[Data for the task start]

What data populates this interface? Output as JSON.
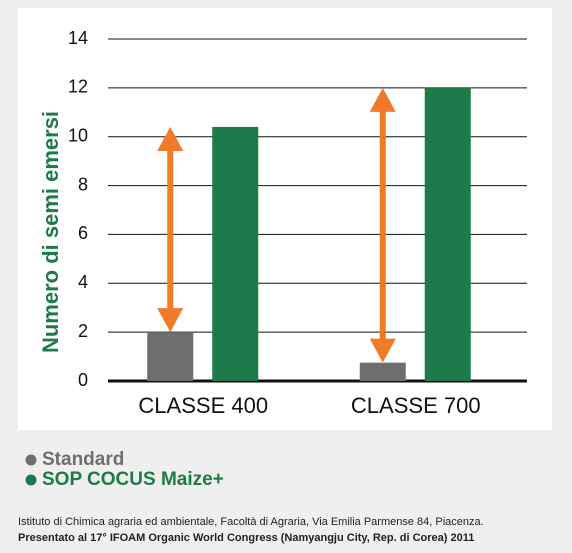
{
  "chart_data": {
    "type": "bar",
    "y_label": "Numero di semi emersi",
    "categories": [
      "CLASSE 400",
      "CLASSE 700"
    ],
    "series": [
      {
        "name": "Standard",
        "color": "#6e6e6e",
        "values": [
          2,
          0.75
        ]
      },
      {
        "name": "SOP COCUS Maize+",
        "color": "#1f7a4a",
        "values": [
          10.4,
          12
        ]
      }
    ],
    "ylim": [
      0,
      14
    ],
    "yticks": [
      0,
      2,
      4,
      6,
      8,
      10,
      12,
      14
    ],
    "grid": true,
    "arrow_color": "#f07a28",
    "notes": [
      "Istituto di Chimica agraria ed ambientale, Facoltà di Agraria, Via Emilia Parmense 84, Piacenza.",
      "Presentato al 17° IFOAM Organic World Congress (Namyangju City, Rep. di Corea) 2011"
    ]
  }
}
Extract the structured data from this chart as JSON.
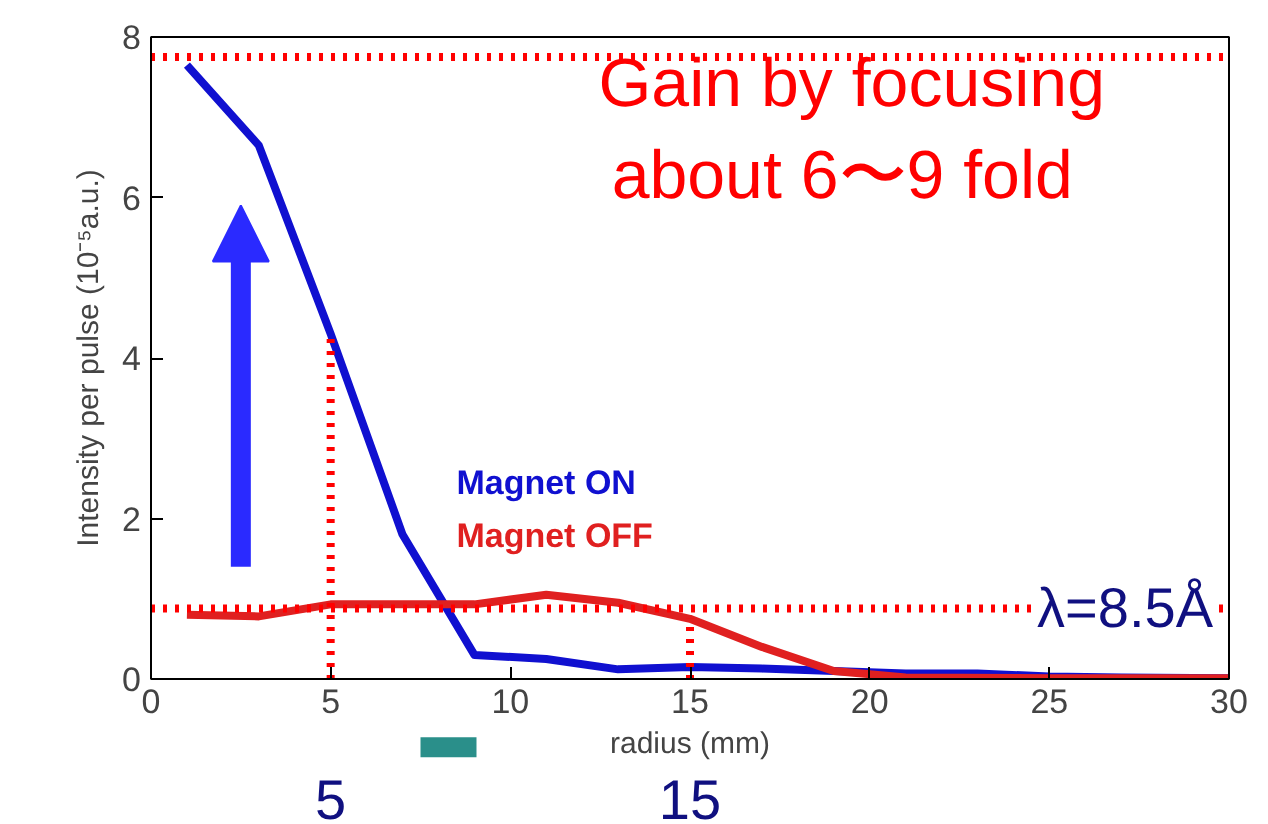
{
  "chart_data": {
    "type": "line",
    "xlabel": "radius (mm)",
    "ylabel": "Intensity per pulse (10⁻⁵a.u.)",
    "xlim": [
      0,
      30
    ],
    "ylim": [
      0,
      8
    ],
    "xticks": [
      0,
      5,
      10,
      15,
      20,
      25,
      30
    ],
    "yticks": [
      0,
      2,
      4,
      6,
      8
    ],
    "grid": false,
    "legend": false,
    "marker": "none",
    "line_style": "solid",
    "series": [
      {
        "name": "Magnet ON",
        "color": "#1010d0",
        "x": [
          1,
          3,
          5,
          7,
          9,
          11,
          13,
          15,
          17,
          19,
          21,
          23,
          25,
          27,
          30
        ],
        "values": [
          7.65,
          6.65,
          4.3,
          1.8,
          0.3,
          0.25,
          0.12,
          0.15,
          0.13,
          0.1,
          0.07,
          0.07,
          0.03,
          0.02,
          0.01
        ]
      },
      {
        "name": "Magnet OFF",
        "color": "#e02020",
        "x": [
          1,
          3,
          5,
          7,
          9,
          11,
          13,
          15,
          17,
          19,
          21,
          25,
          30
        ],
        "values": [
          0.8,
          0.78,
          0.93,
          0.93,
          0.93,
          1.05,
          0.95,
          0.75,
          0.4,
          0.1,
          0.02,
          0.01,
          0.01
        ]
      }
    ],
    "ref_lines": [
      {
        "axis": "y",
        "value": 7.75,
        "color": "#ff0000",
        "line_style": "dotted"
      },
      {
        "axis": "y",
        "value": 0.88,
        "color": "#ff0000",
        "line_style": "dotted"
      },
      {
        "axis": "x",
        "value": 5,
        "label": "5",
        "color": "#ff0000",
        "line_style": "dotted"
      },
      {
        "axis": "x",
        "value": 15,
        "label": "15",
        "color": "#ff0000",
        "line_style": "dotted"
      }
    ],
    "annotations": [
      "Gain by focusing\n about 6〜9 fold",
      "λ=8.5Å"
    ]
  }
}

[Data for the task end]

→ Your objective: Write out the entries above word for word. Do not include the pictures.

→ Task answer:
What data populates this interface? Output as JSON.
{
  "chart_data": {
    "type": "bar",
    "y_label": "Numero di semi emersi",
    "categories": [
      "CLASSE 400",
      "CLASSE 700"
    ],
    "series": [
      {
        "name": "Standard",
        "color": "#6e6e6e",
        "values": [
          2,
          0.75
        ]
      },
      {
        "name": "SOP COCUS Maize+",
        "color": "#1f7a4a",
        "values": [
          10.4,
          12
        ]
      }
    ],
    "ylim": [
      0,
      14
    ],
    "yticks": [
      0,
      2,
      4,
      6,
      8,
      10,
      12,
      14
    ],
    "grid": true,
    "arrow_color": "#f07a28",
    "notes": [
      "Istituto di Chimica agraria ed ambientale, Facoltà di Agraria, Via Emilia Parmense 84, Piacenza.",
      "Presentato al 17° IFOAM Organic World Congress (Namyangju City, Rep. di Corea) 2011"
    ]
  }
}
Extract the structured data from this chart as JSON.
{
  "chart_data": {
    "type": "line",
    "xlabel": "radius (mm)",
    "ylabel": "Intensity per pulse (10⁻⁵a.u.)",
    "xlim": [
      0,
      30
    ],
    "ylim": [
      0,
      8
    ],
    "xticks": [
      0,
      5,
      10,
      15,
      20,
      25,
      30
    ],
    "yticks": [
      0,
      2,
      4,
      6,
      8
    ],
    "grid": false,
    "legend": false,
    "marker": "none",
    "line_style": "solid",
    "series": [
      {
        "name": "Magnet ON",
        "color": "#1010d0",
        "x": [
          1,
          3,
          5,
          7,
          9,
          11,
          13,
          15,
          17,
          19,
          21,
          23,
          25,
          27,
          30
        ],
        "values": [
          7.65,
          6.65,
          4.3,
          1.8,
          0.3,
          0.25,
          0.12,
          0.15,
          0.13,
          0.1,
          0.07,
          0.07,
          0.03,
          0.02,
          0.01
        ]
      },
      {
        "name": "Magnet OFF",
        "color": "#e02020",
        "x": [
          1,
          3,
          5,
          7,
          9,
          11,
          13,
          15,
          17,
          19,
          21,
          25,
          30
        ],
        "values": [
          0.8,
          0.78,
          0.93,
          0.93,
          0.93,
          1.05,
          0.95,
          0.75,
          0.4,
          0.1,
          0.02,
          0.01,
          0.01
        ]
      }
    ],
    "ref_lines": [
      {
        "axis": "y",
        "value": 7.75,
        "color": "#ff0000",
        "line_style": "dotted"
      },
      {
        "axis": "y",
        "value": 0.88,
        "color": "#ff0000",
        "line_style": "dotted"
      },
      {
        "axis": "x",
        "value": 5,
        "label": "5",
        "color": "#ff0000",
        "line_style": "dotted"
      },
      {
        "axis": "x",
        "value": 15,
        "label": "15",
        "color": "#ff0000",
        "line_style": "dotted"
      }
    ],
    "annotations": [
      "Gain by focusing\n about 6〜9 fold",
      "λ=8.5Å"
    ]
  }
}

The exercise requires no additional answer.